What this task involves
Identify the lines bearing the string "Flute" and gather them.

Data supplied
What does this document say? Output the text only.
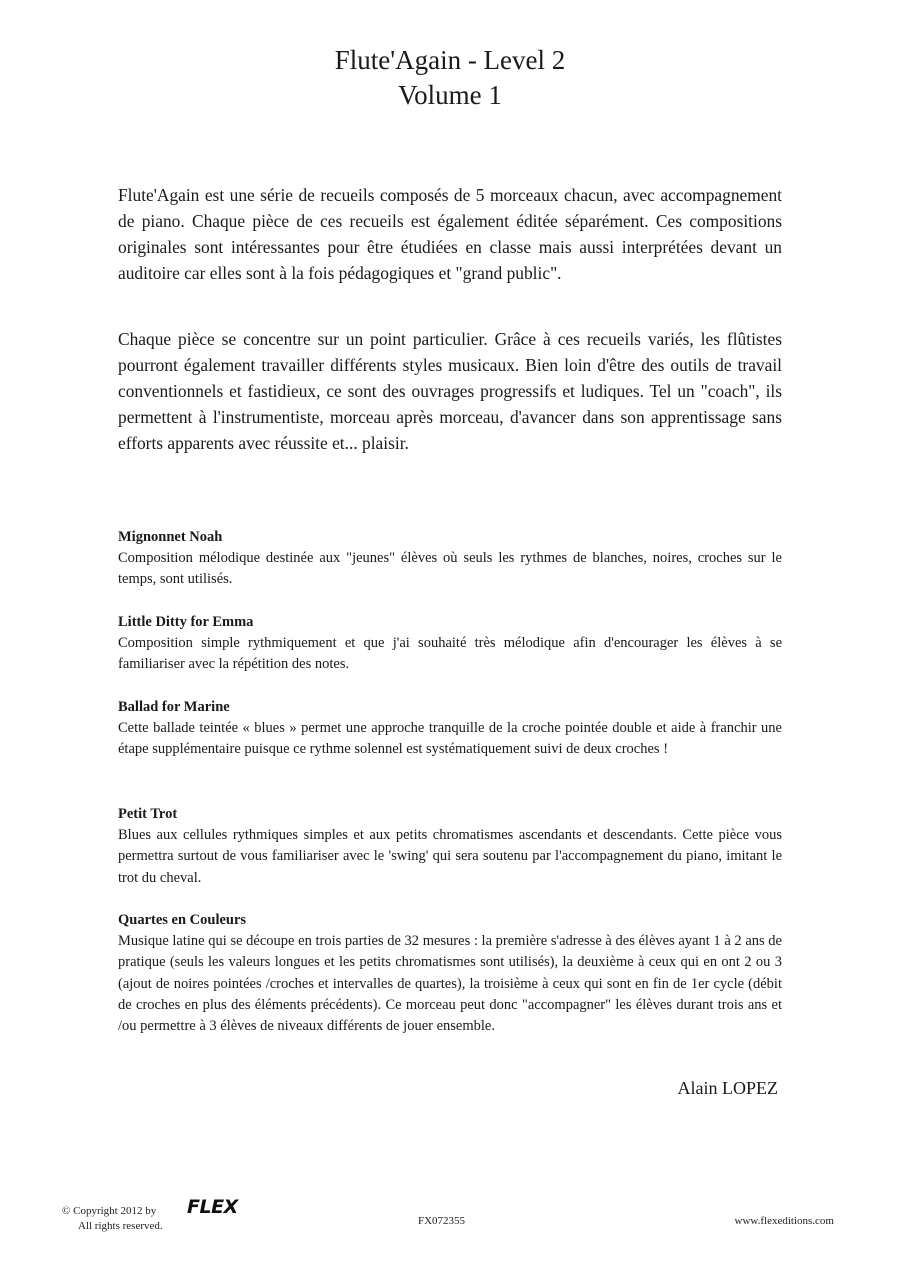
Flute'Again - Level 2
Volume 1

Flute'Again est une série de recueils composés de 5 morceaux chacun, avec accompagnement de piano. Chaque pièce de ces recueils est également éditée séparément. Ces compositions originales sont intéressantes pour être étudiées en classe mais aussi interprétées devant un auditoire car elles sont à la fois pédagogiques et "grand public".

Chaque pièce se concentre sur un point particulier. Grâce à ces recueils variés, les flûtistes pourront également travailler différents styles musicaux. Bien loin d'être des outils de travail conventionnels et fastidieux, ce sont des ouvrages progressifs et ludiques. Tel un "coach", ils permettent à l'instrumentiste, morceau après morceau, d'avancer dans son apprentissage sans efforts apparents avec réussite et... plaisir.

Mignonnet Noah

Composition mélodique destinée aux "jeunes" élèves où seuls les rythmes de blanches, noires, croches sur le temps, sont utilisés.

Little Ditty for Emma

Composition simple rythmiquement et que j'ai souhaité très mélodique afin d'encourager les élèves à se familiariser avec la répétition des notes.

Ballad for Marine

Cette ballade teintée « blues » permet une approche tranquille de la croche pointée double et aide à franchir une étape supplémentaire puisque ce rythme solennel est systématiquement suivi de deux croches !

Petit Trot

Blues aux cellules rythmiques simples et aux petits chromatismes ascendants et descendants. Cette pièce vous permettra surtout de vous familiariser avec le 'swing' qui sera soutenu par l'accompagnement du piano, imitant le trot du cheval.

Quartes en Couleurs

Musique latine qui se découpe en trois parties de 32 mesures : la première s'adresse à des élèves ayant 1 à 2 ans de pratique (seuls les valeurs longues et les petits chromatismes sont utilisés), la deuxième à ceux qui en ont 2 ou 3 (ajout de noires pointées /croches et intervalles de quartes), la troisième à ceux qui sont en fin de 1er cycle (débit de croches en plus des éléments précédents). Ce morceau peut donc "accompagner" les élèves durant trois ans et /ou permettre à 3 élèves de niveaux différents de jouer ensemble.

Alain LOPEZ
© Copyright 2012 by
All rights reserved.
FLEX
FX072355	www.flexeditions.com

Exercise result
Flute'Again - Level 2
Flute'Again est une série de recueils composés de 5 morceaux chacun, avec accompagnement de piano. Chaque pièce de ces recueils est également éditée séparément. Ces compositions originales sont intéressantes pour être étudiées en classe mais aussi interprétées devant un auditoire car elles sont à la fois pédagogiques et "grand public".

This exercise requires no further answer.